> [STATED GOAL]: Extract from the listing each line in which the word "penyediaan" appears.

--

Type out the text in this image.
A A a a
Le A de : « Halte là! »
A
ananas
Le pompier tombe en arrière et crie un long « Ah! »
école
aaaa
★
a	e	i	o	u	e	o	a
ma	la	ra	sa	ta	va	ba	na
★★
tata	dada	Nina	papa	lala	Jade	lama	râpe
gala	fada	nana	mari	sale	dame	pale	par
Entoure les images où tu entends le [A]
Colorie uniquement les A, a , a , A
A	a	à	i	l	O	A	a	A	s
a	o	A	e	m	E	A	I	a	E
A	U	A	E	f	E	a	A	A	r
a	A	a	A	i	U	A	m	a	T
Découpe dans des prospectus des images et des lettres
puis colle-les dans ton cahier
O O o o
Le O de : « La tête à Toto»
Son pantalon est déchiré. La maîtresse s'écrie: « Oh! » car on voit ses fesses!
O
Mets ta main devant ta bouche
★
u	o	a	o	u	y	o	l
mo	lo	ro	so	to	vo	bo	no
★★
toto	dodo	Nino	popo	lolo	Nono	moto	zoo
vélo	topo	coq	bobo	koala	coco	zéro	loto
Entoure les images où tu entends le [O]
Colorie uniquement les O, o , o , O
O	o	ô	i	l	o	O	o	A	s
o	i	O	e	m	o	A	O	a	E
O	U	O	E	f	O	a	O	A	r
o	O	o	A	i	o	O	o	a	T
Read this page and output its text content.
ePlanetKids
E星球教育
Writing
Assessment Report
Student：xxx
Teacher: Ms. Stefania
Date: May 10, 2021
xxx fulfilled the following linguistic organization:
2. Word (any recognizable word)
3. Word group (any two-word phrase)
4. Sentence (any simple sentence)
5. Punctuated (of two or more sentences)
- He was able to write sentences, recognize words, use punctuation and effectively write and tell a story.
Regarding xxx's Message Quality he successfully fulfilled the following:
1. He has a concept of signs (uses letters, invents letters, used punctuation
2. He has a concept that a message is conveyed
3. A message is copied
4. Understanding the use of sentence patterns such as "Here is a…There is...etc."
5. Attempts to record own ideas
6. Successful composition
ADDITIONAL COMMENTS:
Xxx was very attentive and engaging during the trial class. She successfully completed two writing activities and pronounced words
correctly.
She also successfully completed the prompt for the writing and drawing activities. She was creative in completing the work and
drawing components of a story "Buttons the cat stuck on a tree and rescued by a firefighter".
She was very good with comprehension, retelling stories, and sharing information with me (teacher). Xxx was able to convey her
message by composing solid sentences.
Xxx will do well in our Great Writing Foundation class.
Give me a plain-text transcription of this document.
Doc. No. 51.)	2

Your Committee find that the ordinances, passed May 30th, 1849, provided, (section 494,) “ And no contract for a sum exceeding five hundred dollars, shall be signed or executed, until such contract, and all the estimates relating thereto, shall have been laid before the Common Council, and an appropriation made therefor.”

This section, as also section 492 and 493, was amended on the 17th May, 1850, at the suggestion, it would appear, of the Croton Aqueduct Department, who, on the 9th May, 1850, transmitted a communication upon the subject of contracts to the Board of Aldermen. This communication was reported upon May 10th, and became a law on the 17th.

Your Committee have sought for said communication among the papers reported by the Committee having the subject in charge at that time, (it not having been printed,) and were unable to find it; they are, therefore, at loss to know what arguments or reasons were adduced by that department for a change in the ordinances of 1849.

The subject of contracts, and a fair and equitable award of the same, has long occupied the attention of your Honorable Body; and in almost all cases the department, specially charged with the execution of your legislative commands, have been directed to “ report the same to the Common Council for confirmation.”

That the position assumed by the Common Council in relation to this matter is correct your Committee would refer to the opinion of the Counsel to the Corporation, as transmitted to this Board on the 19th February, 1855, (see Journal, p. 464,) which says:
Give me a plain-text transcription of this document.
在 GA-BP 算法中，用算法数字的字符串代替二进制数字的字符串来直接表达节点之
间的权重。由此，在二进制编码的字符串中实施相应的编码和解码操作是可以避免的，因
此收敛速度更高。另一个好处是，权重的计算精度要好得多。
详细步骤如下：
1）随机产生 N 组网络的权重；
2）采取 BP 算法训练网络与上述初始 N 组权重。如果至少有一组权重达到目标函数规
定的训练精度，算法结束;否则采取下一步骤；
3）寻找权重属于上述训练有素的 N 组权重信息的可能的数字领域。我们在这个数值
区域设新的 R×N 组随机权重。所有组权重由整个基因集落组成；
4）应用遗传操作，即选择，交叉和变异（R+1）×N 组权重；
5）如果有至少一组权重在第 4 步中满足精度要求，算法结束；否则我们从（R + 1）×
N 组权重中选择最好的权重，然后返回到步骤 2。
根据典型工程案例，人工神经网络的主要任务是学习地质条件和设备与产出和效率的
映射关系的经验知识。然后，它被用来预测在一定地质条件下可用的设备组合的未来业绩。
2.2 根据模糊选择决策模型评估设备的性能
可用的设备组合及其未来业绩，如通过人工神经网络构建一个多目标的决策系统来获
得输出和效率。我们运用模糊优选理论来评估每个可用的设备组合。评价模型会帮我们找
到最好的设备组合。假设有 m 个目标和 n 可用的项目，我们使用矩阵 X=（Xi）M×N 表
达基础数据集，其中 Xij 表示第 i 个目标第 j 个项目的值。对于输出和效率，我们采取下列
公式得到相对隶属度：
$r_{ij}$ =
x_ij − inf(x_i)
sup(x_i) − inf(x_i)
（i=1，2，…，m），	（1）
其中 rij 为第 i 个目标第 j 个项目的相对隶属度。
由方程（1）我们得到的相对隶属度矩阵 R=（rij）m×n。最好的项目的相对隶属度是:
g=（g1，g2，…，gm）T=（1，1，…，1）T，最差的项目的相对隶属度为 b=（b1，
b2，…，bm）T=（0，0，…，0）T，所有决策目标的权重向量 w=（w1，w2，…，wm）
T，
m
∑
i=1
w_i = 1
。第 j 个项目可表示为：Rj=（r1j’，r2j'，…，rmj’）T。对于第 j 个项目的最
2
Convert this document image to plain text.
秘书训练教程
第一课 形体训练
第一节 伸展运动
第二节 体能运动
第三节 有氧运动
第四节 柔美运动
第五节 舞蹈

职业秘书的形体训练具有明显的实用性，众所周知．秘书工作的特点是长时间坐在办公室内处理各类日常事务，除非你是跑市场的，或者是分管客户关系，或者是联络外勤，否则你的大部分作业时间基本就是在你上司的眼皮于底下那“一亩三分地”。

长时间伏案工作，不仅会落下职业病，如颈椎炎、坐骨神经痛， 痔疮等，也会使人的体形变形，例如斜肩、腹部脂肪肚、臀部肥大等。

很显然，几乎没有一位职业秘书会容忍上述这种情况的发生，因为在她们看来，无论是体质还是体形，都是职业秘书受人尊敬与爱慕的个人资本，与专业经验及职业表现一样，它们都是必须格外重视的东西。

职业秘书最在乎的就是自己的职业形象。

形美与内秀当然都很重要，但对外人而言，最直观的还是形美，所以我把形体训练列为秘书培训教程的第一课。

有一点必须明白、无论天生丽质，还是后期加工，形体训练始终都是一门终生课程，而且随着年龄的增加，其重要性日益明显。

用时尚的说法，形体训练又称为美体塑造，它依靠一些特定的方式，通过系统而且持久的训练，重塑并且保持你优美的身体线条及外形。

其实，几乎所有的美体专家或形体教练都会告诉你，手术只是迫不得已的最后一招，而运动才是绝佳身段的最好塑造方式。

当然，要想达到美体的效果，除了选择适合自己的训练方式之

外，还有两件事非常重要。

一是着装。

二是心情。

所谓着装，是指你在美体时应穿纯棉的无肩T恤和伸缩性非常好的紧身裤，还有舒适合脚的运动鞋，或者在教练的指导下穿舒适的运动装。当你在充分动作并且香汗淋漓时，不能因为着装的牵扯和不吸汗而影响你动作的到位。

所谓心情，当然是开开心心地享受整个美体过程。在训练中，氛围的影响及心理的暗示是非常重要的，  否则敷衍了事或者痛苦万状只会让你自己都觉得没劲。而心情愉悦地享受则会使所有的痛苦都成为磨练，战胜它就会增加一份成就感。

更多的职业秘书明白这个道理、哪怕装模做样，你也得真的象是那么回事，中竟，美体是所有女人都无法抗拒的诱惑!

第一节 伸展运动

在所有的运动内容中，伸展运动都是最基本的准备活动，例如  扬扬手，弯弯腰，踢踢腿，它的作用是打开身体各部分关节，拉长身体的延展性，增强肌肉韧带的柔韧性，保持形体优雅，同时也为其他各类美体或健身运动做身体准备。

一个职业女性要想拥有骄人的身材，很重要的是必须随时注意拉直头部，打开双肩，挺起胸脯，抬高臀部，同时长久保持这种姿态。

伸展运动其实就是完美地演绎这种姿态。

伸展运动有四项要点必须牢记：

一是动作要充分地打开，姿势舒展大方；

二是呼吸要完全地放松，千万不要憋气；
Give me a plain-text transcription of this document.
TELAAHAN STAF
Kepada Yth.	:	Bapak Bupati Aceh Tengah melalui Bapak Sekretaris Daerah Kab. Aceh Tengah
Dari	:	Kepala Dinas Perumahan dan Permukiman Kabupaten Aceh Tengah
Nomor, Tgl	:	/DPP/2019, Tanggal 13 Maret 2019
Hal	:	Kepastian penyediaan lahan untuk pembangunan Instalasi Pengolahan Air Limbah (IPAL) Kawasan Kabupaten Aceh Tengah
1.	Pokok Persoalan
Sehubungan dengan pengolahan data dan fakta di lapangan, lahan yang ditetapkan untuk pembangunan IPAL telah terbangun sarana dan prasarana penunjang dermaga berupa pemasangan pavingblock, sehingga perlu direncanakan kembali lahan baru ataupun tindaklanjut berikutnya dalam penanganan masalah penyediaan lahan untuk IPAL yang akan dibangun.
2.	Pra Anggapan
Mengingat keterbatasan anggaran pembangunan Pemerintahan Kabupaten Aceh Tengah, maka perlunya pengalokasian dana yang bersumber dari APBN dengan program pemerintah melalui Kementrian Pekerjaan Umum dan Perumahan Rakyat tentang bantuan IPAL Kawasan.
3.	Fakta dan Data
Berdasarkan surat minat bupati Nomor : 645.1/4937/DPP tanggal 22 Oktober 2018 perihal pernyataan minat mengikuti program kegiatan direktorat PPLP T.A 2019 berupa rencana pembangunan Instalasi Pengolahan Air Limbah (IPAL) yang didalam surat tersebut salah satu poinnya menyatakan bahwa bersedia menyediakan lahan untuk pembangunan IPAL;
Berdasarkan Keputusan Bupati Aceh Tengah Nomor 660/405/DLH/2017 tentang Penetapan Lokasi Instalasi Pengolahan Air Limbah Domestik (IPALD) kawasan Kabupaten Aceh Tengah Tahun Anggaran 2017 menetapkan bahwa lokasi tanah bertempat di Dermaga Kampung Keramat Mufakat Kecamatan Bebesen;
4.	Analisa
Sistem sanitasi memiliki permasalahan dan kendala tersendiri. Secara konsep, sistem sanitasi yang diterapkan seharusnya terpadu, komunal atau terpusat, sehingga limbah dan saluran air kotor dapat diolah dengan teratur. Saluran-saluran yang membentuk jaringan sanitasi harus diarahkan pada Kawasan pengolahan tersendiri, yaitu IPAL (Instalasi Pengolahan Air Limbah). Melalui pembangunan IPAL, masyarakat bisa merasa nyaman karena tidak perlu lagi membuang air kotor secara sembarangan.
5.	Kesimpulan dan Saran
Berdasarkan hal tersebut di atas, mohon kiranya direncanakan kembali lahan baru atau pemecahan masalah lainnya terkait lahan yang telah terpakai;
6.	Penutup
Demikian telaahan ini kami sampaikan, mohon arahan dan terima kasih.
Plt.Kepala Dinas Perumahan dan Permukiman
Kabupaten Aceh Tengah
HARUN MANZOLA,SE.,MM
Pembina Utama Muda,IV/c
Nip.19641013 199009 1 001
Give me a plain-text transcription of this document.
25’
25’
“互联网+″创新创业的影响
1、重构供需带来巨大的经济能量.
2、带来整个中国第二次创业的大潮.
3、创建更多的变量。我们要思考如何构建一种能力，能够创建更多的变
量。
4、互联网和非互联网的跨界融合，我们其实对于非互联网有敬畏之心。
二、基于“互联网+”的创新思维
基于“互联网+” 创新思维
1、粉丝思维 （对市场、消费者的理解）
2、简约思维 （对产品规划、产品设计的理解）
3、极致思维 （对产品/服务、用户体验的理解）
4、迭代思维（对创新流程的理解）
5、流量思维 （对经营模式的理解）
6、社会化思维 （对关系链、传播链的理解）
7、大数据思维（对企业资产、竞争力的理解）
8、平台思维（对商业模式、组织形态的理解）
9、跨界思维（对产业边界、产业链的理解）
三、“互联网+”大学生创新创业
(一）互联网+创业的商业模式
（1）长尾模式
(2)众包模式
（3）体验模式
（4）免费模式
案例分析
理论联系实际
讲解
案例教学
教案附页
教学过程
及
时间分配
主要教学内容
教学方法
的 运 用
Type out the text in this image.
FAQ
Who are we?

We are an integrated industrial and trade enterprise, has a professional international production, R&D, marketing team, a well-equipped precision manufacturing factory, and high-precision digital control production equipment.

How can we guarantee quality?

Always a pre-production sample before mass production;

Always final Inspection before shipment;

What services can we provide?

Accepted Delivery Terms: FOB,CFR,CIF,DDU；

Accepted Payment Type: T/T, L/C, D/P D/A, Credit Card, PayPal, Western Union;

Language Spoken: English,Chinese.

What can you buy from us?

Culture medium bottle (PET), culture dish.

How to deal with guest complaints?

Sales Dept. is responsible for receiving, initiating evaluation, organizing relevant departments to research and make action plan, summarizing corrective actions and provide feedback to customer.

--

> [EXERCISE OUTPUT]:
Hal	:	Kepastian penyediaan lahan untuk pembangunan Instalasi Pengolahan Air Limbah (IPAL) Kawasan Kabupaten Aceh Tengah
Sehubungan dengan pengolahan data dan fakta di lapangan, lahan yang ditetapkan untuk pembangunan IPAL telah terbangun sarana dan prasarana penunjang dermaga berupa pemasangan pavingblock, sehingga perlu direncanakan kembali lahan baru ataupun tindaklanjut berikutnya dalam penanganan masalah penyediaan lahan untuk IPAL yang akan dibangun.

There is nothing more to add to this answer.